Aim of the exercise ::
Reproduce all of the material exactly as shown.

Material for the task ::
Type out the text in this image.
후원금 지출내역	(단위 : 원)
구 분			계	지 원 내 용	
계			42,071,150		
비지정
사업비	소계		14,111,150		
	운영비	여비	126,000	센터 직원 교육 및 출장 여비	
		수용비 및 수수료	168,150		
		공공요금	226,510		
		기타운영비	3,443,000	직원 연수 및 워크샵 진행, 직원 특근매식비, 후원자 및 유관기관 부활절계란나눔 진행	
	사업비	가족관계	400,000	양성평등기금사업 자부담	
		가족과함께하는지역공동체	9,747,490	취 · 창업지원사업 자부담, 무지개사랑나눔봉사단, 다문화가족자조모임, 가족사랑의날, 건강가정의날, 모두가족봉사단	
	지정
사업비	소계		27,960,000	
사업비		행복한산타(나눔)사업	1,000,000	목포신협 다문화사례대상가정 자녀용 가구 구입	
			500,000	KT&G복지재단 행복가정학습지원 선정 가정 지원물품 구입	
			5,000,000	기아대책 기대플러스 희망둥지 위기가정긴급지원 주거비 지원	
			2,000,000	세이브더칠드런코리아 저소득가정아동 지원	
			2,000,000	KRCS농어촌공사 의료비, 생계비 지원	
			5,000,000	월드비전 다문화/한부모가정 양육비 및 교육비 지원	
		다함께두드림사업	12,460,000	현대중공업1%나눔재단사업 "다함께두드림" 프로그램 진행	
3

Task output ::
Type out the text in this image.
후원금 지출내역	(단위 : 원)
구 분			계	지 원 내 용	
계			42,071,150		
비지정
사업비	소계		14,111,150		
	운영비	여비	126,000	센터 직원 교육 및 출장 여비	
		수용비 및 수수료	168,150		
		공공요금	226,510		
		기타운영비	3,443,000	직원 연수 및 워크샵 진행, 직원 특근매식비, 후원자 및 유관기관 부활절계란나눔 진행	
	사업비	가족관계	400,000	양성평등기금사업 자부담	
		가족과함께하는지역공동체	9,747,490	취 · 창업지원사업 자부담, 무지개사랑나눔봉사단, 다문화가족자조모임, 가족사랑의날, 건강가정의날, 모두가족봉사단	
	지정
사업비	소계		27,960,000	
사업비		행복한산타(나눔)사업	1,000,000	목포신협 다문화사례대상가정 자녀용 가구 구입	
			500,000	KT&G복지재단 행복가정학습지원 선정 가정 지원물품 구입	
			5,000,000	기아대책 기대플러스 희망둥지 위기가정긴급지원 주거비 지원	
			2,000,000	세이브더칠드런코리아 저소득가정아동 지원	
			2,000,000	KRCS농어촌공사 의료비, 생계비 지원	
			5,000,000	월드비전 다문화/한부모가정 양육비 및 교육비 지원	
		다함께두드림사업	12,460,000	현대중공업1%나눔재단사업 "다함께두드림" 프로그램 진행	
3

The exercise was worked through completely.